TASK GOAL:
Copy out each of the items, swapping "cloud" for "cloud-graphic" and changing nothing else. Leave the pictures out.

:::

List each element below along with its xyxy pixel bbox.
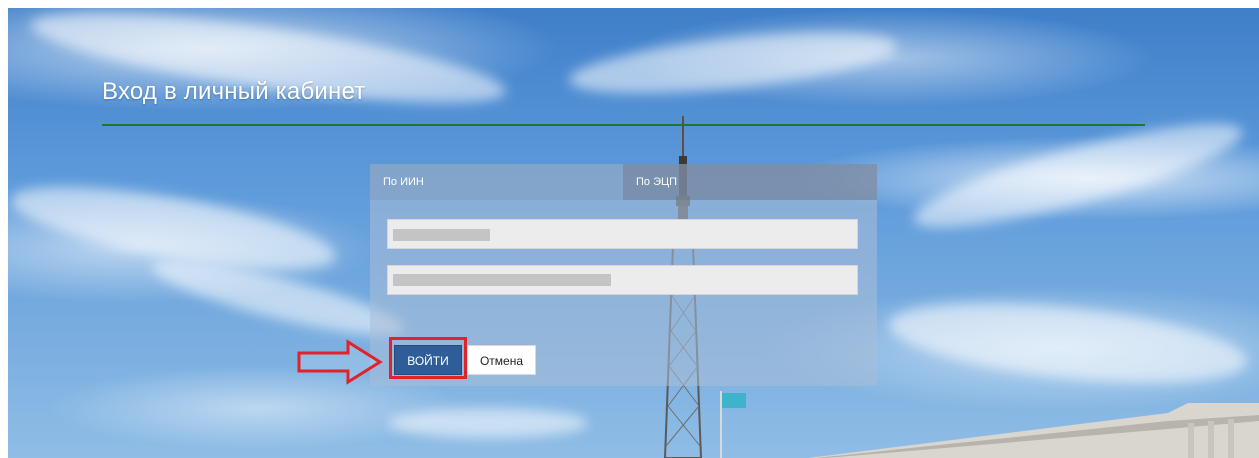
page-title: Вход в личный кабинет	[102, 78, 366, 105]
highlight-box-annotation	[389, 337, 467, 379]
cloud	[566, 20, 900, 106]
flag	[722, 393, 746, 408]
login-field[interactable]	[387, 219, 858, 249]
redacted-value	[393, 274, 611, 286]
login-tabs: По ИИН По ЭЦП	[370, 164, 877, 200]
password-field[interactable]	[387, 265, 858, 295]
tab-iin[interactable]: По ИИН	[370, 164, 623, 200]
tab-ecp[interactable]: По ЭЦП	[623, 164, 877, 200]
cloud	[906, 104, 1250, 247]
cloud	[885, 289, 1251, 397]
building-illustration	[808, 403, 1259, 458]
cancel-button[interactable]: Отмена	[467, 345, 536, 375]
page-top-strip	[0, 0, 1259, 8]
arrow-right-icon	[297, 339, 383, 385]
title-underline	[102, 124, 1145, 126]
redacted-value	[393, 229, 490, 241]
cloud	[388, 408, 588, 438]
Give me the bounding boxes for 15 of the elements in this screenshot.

:::

FULL SOLUTION:
List each element below along with its xyxy pixel bbox.
page-title: Вход в личный кабинет	[102, 78, 366, 105]
highlight-box-annotation	[389, 337, 467, 379]
cloud-graphic	[566, 20, 900, 106]
flag	[722, 393, 746, 408]
login-field[interactable]	[387, 219, 858, 249]
redacted-value	[393, 274, 611, 286]
login-tabs: По ИИН По ЭЦП	[370, 164, 877, 200]
password-field[interactable]	[387, 265, 858, 295]
tab-iin[interactable]: По ИИН	[370, 164, 623, 200]
tab-ecp[interactable]: По ЭЦП	[623, 164, 877, 200]
cloud-graphic	[906, 104, 1250, 247]
cloud-graphic	[885, 289, 1251, 397]
building-illustration	[808, 403, 1259, 458]
cancel-button[interactable]: Отмена	[467, 345, 536, 375]
page-top-strip	[0, 0, 1259, 8]
arrow-right-icon	[297, 339, 383, 385]
title-underline	[102, 124, 1145, 126]
redacted-value	[393, 229, 490, 241]
cloud-graphic	[388, 408, 588, 438]
Give me the bounding boxes for 15 of the elements in this screenshot.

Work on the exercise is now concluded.